→ SUPPLIED DATA

****

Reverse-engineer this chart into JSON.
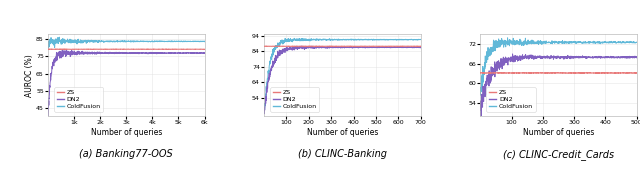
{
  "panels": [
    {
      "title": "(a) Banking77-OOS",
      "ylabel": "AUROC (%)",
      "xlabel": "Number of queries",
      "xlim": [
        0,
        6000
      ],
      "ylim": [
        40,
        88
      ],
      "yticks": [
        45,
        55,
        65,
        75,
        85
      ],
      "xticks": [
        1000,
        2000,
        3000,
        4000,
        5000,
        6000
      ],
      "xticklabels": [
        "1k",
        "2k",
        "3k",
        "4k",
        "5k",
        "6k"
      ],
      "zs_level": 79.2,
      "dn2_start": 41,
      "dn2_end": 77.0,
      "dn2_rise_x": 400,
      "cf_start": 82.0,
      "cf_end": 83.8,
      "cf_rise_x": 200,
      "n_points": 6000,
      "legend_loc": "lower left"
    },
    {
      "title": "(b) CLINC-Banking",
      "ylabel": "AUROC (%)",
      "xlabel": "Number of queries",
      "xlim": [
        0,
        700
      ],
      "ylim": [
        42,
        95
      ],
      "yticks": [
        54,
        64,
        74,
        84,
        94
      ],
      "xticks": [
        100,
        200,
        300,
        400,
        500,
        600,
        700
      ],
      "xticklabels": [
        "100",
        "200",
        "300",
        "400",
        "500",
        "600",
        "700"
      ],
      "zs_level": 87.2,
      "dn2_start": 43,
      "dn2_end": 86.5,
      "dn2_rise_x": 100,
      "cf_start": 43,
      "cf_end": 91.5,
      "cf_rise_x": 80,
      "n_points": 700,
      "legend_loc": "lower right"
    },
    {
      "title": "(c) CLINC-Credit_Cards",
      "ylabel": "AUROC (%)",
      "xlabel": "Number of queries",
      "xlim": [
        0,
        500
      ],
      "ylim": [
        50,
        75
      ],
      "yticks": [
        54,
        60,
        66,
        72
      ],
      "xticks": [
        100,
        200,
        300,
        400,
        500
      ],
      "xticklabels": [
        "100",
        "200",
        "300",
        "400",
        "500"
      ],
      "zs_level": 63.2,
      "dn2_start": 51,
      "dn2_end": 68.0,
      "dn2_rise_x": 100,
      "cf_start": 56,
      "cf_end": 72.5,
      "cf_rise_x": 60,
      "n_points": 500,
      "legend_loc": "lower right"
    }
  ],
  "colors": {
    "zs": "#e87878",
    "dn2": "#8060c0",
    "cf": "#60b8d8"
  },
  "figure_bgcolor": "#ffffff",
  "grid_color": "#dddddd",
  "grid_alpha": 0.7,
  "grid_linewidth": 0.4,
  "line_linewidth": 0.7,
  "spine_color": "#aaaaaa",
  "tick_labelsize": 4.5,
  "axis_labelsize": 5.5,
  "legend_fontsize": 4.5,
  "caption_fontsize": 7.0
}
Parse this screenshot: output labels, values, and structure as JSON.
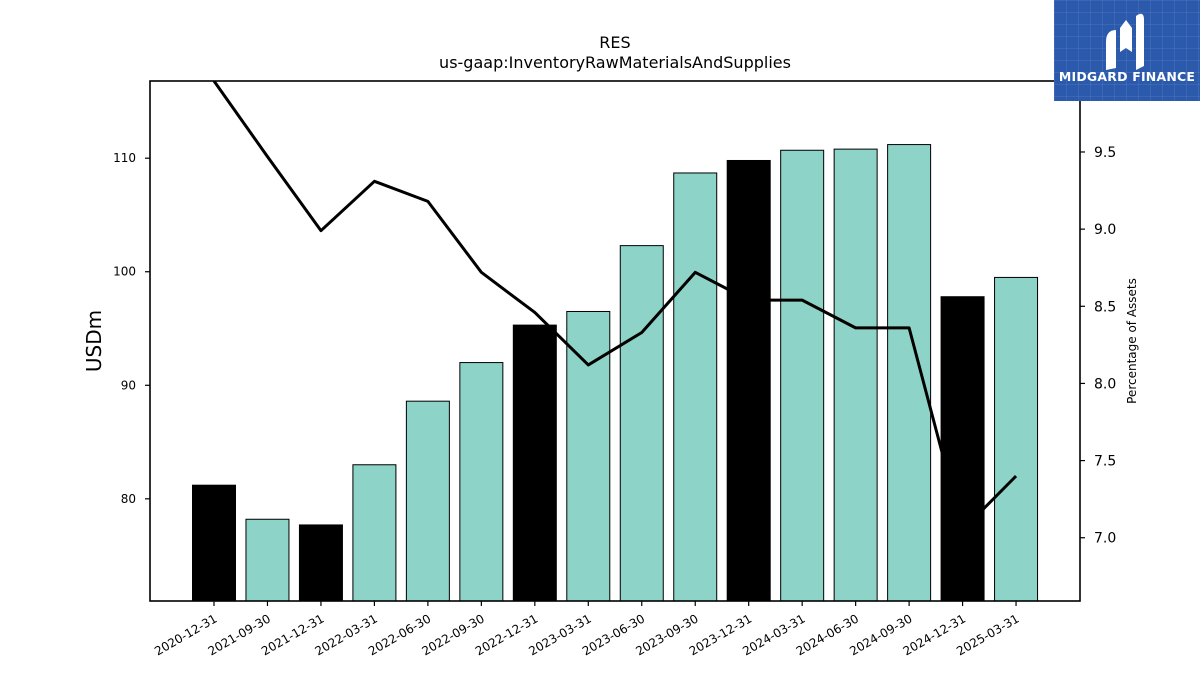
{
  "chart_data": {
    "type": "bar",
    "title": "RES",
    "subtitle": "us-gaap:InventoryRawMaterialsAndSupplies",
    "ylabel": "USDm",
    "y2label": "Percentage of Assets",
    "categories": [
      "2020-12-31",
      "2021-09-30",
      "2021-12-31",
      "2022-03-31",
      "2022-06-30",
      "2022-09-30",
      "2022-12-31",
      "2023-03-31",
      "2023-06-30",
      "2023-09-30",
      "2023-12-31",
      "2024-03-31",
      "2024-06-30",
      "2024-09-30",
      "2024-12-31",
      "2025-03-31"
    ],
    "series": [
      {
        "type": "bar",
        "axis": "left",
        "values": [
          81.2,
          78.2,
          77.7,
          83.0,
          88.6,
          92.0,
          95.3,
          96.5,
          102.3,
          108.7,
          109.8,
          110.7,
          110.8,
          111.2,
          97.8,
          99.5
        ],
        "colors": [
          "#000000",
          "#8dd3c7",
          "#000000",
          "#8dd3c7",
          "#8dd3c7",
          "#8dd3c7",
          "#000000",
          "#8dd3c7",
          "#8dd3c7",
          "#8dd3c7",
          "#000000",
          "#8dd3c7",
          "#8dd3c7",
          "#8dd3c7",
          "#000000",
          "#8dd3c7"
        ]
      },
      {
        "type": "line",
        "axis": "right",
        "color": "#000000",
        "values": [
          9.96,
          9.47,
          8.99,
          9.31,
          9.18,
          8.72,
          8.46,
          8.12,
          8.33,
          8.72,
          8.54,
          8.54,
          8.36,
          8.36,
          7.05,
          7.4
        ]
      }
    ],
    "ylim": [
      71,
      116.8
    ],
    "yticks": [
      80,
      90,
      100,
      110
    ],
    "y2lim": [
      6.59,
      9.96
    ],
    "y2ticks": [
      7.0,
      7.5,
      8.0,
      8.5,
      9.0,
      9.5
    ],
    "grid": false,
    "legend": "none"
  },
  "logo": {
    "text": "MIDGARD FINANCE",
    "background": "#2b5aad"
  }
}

****

→ WORK TO BE COMPLETED
Give every record back exactly as it reads, with no images.

→ SOLVED EXERCISE
Reverse-engineer this chart into JSON.
{
  "panels": [
    {
      "title": "(a) Banking77-OOS",
      "ylabel": "AUROC (%)",
      "xlabel": "Number of queries",
      "xlim": [
        0,
        6000
      ],
      "ylim": [
        40,
        88
      ],
      "yticks": [
        45,
        55,
        65,
        75,
        85
      ],
      "xticks": [
        1000,
        2000,
        3000,
        4000,
        5000,
        6000
      ],
      "xticklabels": [
        "1k",
        "2k",
        "3k",
        "4k",
        "5k",
        "6k"
      ],
      "zs_level": 79.2,
      "dn2_start": 41,
      "dn2_end": 77.0,
      "dn2_rise_x": 400,
      "cf_start": 82.0,
      "cf_end": 83.8,
      "cf_rise_x": 200,
      "n_points": 6000,
      "legend_loc": "lower left"
    },
    {
      "title": "(b) CLINC-Banking",
      "ylabel": "AUROC (%)",
      "xlabel": "Number of queries",
      "xlim": [
        0,
        700
      ],
      "ylim": [
        42,
        95
      ],
      "yticks": [
        54,
        64,
        74,
        84,
        94
      ],
      "xticks": [
        100,
        200,
        300,
        400,
        500,
        600,
        700
      ],
      "xticklabels": [
        "100",
        "200",
        "300",
        "400",
        "500",
        "600",
        "700"
      ],
      "zs_level": 87.2,
      "dn2_start": 43,
      "dn2_end": 86.5,
      "dn2_rise_x": 100,
      "cf_start": 43,
      "cf_end": 91.5,
      "cf_rise_x": 80,
      "n_points": 700,
      "legend_loc": "lower right"
    },
    {
      "title": "(c) CLINC-Credit_Cards",
      "ylabel": "AUROC (%)",
      "xlabel": "Number of queries",
      "xlim": [
        0,
        500
      ],
      "ylim": [
        50,
        75
      ],
      "yticks": [
        54,
        60,
        66,
        72
      ],
      "xticks": [
        100,
        200,
        300,
        400,
        500
      ],
      "xticklabels": [
        "100",
        "200",
        "300",
        "400",
        "500"
      ],
      "zs_level": 63.2,
      "dn2_start": 51,
      "dn2_end": 68.0,
      "dn2_rise_x": 100,
      "cf_start": 56,
      "cf_end": 72.5,
      "cf_rise_x": 60,
      "n_points": 500,
      "legend_loc": "lower right"
    }
  ],
  "colors": {
    "zs": "#e87878",
    "dn2": "#8060c0",
    "cf": "#60b8d8"
  },
  "figure_bgcolor": "#ffffff",
  "grid_color": "#dddddd",
  "grid_alpha": 0.7,
  "grid_linewidth": 0.4,
  "line_linewidth": 0.7,
  "spine_color": "#aaaaaa",
  "tick_labelsize": 4.5,
  "axis_labelsize": 5.5,
  "legend_fontsize": 4.5,
  "caption_fontsize": 7.0
}
Parse this screenshot: output labels, values, and structure as JSON.
{
  "chart_data": {
    "type": "bar",
    "title": "RES",
    "subtitle": "us-gaap:InventoryRawMaterialsAndSupplies",
    "ylabel": "USDm",
    "y2label": "Percentage of Assets",
    "categories": [
      "2020-12-31",
      "2021-09-30",
      "2021-12-31",
      "2022-03-31",
      "2022-06-30",
      "2022-09-30",
      "2022-12-31",
      "2023-03-31",
      "2023-06-30",
      "2023-09-30",
      "2023-12-31",
      "2024-03-31",
      "2024-06-30",
      "2024-09-30",
      "2024-12-31",
      "2025-03-31"
    ],
    "series": [
      {
        "type": "bar",
        "axis": "left",
        "values": [
          81.2,
          78.2,
          77.7,
          83.0,
          88.6,
          92.0,
          95.3,
          96.5,
          102.3,
          108.7,
          109.8,
          110.7,
          110.8,
          111.2,
          97.8,
          99.5
        ],
        "colors": [
          "#000000",
          "#8dd3c7",
          "#000000",
          "#8dd3c7",
          "#8dd3c7",
          "#8dd3c7",
          "#000000",
          "#8dd3c7",
          "#8dd3c7",
          "#8dd3c7",
          "#000000",
          "#8dd3c7",
          "#8dd3c7",
          "#8dd3c7",
          "#000000",
          "#8dd3c7"
        ]
      },
      {
        "type": "line",
        "axis": "right",
        "color": "#000000",
        "values": [
          9.96,
          9.47,
          8.99,
          9.31,
          9.18,
          8.72,
          8.46,
          8.12,
          8.33,
          8.72,
          8.54,
          8.54,
          8.36,
          8.36,
          7.05,
          7.4
        ]
      }
    ],
    "ylim": [
      71,
      116.8
    ],
    "yticks": [
      80,
      90,
      100,
      110
    ],
    "y2lim": [
      6.59,
      9.96
    ],
    "y2ticks": [
      7.0,
      7.5,
      8.0,
      8.5,
      9.0,
      9.5
    ],
    "grid": false,
    "legend": "none"
  },
  "logo": {
    "text": "MIDGARD FINANCE",
    "background": "#2b5aad"
  }
}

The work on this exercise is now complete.